[Document page transcript entries]
◇ ◇ ◇

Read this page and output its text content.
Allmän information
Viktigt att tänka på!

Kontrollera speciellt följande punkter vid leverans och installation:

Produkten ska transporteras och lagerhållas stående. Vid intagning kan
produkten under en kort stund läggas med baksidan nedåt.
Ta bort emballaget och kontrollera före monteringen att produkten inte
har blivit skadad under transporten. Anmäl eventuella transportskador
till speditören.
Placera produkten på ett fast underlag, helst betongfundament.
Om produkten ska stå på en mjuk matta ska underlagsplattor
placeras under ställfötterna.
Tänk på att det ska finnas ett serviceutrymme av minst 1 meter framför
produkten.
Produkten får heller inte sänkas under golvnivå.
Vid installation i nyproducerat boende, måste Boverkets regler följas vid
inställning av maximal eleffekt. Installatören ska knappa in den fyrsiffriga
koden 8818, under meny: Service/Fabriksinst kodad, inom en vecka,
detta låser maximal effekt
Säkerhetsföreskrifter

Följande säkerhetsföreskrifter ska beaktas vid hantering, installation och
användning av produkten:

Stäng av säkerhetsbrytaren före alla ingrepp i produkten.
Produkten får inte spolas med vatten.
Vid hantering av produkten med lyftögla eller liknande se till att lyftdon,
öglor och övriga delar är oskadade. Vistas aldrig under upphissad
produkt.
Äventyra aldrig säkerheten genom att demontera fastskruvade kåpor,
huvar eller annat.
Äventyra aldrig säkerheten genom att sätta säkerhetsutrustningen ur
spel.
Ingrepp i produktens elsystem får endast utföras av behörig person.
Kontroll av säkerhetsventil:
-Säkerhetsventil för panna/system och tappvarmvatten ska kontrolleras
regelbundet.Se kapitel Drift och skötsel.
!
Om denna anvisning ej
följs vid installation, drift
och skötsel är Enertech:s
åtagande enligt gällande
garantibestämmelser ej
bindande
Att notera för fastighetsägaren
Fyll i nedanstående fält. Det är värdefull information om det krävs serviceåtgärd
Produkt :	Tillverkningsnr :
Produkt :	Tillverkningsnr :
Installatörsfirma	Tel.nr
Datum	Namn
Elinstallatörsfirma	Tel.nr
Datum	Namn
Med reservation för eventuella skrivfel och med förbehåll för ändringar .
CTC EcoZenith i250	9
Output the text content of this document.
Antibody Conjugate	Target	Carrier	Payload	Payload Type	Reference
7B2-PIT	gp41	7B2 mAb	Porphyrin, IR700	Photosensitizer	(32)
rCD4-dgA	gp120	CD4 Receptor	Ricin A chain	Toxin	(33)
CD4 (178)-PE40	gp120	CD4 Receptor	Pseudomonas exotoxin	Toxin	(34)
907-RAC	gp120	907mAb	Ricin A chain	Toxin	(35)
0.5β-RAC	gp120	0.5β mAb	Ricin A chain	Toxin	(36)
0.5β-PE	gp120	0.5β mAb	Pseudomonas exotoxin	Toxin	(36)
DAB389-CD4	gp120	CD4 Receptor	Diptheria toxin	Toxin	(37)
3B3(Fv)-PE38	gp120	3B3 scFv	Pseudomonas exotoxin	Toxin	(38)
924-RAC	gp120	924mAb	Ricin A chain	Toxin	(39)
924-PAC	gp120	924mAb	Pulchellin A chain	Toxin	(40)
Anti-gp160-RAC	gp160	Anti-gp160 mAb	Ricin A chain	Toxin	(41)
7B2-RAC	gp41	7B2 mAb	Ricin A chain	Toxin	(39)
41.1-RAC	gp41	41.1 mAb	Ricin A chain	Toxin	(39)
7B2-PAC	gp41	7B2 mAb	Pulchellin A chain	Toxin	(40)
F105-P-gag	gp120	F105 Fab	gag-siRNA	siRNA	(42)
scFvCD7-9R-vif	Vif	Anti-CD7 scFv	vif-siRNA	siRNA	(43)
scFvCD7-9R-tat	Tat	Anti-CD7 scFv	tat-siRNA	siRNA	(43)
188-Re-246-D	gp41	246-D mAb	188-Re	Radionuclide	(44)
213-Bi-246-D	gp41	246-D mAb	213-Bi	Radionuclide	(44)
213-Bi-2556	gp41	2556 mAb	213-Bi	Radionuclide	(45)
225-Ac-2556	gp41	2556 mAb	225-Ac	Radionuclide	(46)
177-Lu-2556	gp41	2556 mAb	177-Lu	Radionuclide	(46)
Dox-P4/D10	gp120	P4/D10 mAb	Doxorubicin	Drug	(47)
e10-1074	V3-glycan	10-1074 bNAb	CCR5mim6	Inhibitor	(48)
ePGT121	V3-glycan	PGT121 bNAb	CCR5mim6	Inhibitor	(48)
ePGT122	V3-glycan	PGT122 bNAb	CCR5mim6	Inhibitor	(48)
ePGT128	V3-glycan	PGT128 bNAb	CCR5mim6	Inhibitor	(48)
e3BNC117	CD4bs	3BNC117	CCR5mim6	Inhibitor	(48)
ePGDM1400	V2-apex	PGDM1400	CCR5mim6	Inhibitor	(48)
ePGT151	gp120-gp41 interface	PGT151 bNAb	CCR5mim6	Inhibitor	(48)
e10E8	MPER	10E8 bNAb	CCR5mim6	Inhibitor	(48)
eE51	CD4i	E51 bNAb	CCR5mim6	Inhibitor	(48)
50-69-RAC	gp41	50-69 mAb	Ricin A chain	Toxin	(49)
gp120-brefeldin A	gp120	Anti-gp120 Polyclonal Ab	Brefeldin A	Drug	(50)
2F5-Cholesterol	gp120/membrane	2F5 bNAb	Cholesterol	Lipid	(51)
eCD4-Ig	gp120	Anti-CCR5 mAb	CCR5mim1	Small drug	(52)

◇ ◇ ◇

▸ TRY IT
For every line of the entries holding the string "Inhibitor", add one to a tally; give the final figure only.

▸ ANSWER FOR THIS EXERCISE
9